Dataset extract
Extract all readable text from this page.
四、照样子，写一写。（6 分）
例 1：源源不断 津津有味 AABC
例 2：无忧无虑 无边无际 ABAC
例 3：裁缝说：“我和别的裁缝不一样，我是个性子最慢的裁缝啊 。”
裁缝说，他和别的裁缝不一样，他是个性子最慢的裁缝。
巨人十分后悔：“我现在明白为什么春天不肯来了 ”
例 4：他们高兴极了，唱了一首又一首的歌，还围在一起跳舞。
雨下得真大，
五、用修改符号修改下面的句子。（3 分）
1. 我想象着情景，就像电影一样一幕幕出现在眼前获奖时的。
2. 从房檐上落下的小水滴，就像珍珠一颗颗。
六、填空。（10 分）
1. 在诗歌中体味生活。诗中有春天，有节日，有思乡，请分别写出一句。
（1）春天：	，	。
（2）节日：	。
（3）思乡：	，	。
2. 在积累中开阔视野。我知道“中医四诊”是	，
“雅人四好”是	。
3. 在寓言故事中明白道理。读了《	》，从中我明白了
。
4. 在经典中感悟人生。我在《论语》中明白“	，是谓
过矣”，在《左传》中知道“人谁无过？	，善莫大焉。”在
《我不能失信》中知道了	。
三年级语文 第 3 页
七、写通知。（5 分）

Objective
Give back all the data exactly as written.

The solution
Extract all readable text from this page.
四、照样子，写一写。（6 分）
例 1：源源不断 津津有味 AABC
例 2：无忧无虑 无边无际 ABAC
例 3：裁缝说：“我和别的裁缝不一样，我是个性子最慢的裁缝啊 。”
裁缝说，他和别的裁缝不一样，他是个性子最慢的裁缝。
巨人十分后悔：“我现在明白为什么春天不肯来了 ”
例 4：他们高兴极了，唱了一首又一首的歌，还围在一起跳舞。
雨下得真大，
五、用修改符号修改下面的句子。（3 分）
1. 我想象着情景，就像电影一样一幕幕出现在眼前获奖时的。
2. 从房檐上落下的小水滴，就像珍珠一颗颗。
六、填空。（10 分）
1. 在诗歌中体味生活。诗中有春天，有节日，有思乡，请分别写出一句。
（1）春天：	，	。
（2）节日：	。
（3）思乡：	，	。
2. 在积累中开阔视野。我知道“中医四诊”是	，
“雅人四好”是	。
3. 在寓言故事中明白道理。读了《	》，从中我明白了
。
4. 在经典中感悟人生。我在《论语》中明白“	，是谓
过矣”，在《左传》中知道“人谁无过？	，善莫大焉。”在
《我不能失信》中知道了	。
三年级语文 第 3 页
七、写通知。（5 分）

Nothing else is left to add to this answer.